● **LATIHAN TERTULIS**
Salin tanpa perubahan baris-baris mulai dari yang memuat "Localize each UI" sampai dengan yang memuat "save-draft-button[interactable]: Save Draft", termasuk kedua baris ujungnya. Jangan sertakan gambar dalam jawaban.

● **DATA**

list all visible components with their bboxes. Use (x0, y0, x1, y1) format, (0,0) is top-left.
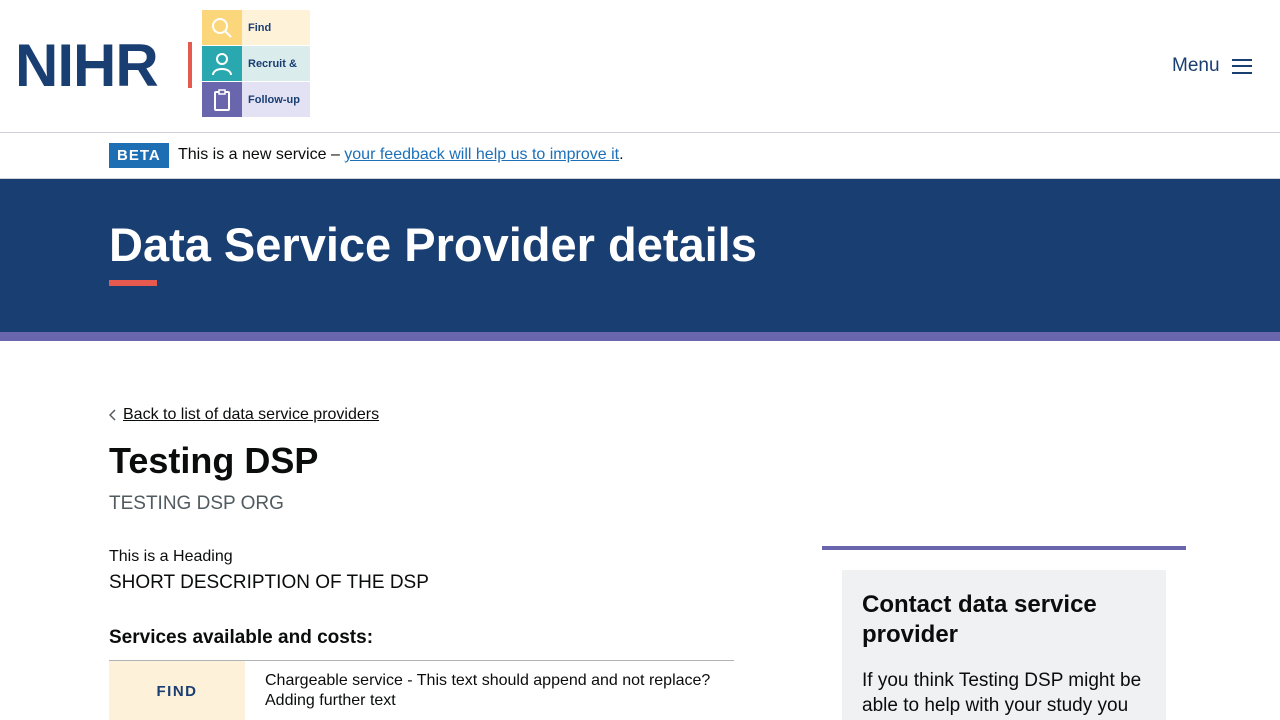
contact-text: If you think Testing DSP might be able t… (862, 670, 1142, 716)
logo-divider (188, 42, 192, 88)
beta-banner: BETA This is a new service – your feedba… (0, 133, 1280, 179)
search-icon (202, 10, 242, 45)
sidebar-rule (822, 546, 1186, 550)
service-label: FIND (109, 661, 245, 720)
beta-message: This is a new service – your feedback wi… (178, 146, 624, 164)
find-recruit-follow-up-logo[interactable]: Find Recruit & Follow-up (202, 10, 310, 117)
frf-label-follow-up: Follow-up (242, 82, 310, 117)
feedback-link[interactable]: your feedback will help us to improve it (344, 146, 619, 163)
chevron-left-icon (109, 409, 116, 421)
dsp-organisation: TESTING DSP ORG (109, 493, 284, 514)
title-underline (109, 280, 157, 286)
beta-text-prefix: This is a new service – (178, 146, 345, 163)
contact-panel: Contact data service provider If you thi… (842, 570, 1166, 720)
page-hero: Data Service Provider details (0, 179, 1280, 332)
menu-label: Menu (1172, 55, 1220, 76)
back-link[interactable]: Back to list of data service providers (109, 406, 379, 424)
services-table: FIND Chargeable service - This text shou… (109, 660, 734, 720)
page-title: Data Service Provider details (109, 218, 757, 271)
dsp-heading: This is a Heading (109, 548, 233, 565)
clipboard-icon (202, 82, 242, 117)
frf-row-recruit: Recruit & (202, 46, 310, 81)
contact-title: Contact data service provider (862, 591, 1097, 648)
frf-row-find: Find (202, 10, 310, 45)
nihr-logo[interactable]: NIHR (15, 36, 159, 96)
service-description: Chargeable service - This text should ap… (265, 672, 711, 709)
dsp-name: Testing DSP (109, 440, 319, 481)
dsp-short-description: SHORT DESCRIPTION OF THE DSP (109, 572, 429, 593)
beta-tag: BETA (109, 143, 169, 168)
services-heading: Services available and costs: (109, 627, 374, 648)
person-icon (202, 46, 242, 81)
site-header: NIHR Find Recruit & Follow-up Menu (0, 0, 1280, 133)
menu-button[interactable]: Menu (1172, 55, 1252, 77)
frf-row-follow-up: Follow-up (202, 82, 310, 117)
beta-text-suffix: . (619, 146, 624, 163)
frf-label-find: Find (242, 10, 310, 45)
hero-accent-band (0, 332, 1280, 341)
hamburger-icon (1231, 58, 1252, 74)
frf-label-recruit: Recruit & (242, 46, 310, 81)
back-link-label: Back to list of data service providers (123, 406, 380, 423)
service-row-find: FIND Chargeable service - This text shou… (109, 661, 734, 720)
==
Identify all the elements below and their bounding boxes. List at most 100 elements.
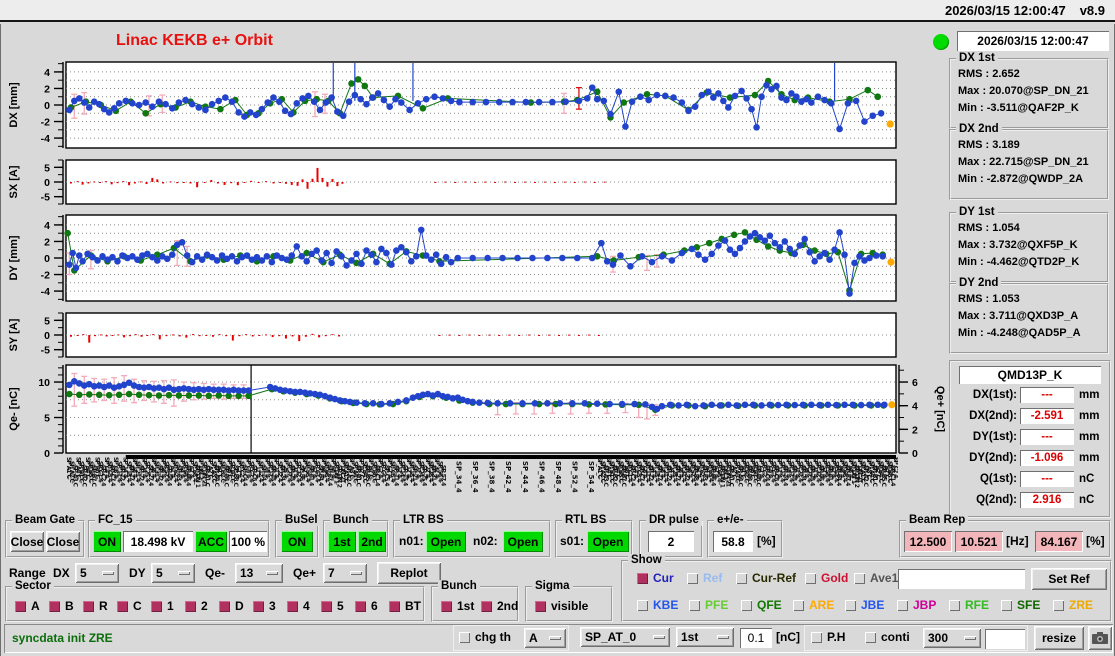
...
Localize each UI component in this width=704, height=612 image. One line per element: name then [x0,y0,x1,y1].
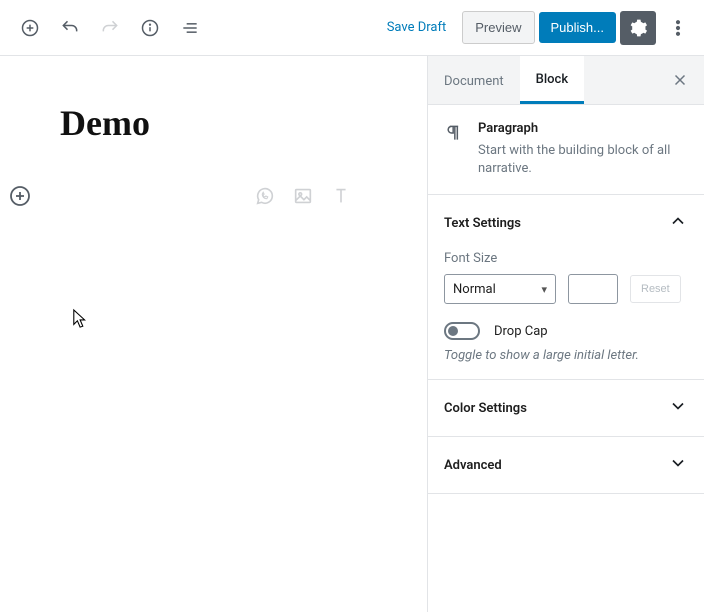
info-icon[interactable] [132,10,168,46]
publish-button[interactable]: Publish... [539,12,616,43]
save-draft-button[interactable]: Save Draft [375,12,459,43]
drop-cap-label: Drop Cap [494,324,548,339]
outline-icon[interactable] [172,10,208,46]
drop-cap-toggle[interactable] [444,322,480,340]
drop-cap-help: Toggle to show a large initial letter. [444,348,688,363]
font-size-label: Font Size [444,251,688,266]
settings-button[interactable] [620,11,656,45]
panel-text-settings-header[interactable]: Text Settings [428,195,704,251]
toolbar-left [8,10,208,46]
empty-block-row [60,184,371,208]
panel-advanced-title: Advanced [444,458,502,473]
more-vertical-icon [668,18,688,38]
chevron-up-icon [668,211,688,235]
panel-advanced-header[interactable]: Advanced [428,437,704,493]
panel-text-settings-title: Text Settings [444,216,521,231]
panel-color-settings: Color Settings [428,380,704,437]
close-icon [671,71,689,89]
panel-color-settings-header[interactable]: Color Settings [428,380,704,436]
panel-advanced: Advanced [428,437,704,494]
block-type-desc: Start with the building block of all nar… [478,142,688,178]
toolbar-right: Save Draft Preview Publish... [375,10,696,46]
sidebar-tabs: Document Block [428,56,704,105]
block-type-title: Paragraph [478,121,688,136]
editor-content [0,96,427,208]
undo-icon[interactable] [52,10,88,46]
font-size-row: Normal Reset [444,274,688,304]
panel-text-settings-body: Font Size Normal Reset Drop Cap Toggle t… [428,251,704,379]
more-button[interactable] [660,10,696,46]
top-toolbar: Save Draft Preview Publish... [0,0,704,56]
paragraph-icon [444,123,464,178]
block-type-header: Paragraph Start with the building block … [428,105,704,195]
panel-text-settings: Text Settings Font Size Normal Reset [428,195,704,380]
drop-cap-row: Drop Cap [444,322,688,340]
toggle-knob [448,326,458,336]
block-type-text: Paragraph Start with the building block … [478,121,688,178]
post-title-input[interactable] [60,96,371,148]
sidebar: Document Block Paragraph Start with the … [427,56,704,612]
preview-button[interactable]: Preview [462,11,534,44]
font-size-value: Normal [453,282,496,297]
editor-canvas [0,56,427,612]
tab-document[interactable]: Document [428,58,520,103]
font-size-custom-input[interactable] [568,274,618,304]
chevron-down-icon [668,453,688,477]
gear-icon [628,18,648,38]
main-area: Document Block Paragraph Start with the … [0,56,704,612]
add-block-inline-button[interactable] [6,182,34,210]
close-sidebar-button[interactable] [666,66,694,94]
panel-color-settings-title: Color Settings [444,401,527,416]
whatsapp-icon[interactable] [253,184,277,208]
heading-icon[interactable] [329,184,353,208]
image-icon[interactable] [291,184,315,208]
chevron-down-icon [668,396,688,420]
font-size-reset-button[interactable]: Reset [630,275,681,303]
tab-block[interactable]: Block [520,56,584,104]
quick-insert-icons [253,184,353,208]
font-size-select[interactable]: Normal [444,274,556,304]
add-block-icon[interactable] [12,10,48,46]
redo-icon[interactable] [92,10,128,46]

● **PENYELESAIAN**
Localize each UI component in this width=704, height=612 image. One line per element: name then [x0,y0,x1,y1].
info-icon[interactable] [132,10,168,46]
publish-button[interactable]: Publish... [539,12,616,43]
save-draft-button[interactable]: Save Draft [375,12,459,43]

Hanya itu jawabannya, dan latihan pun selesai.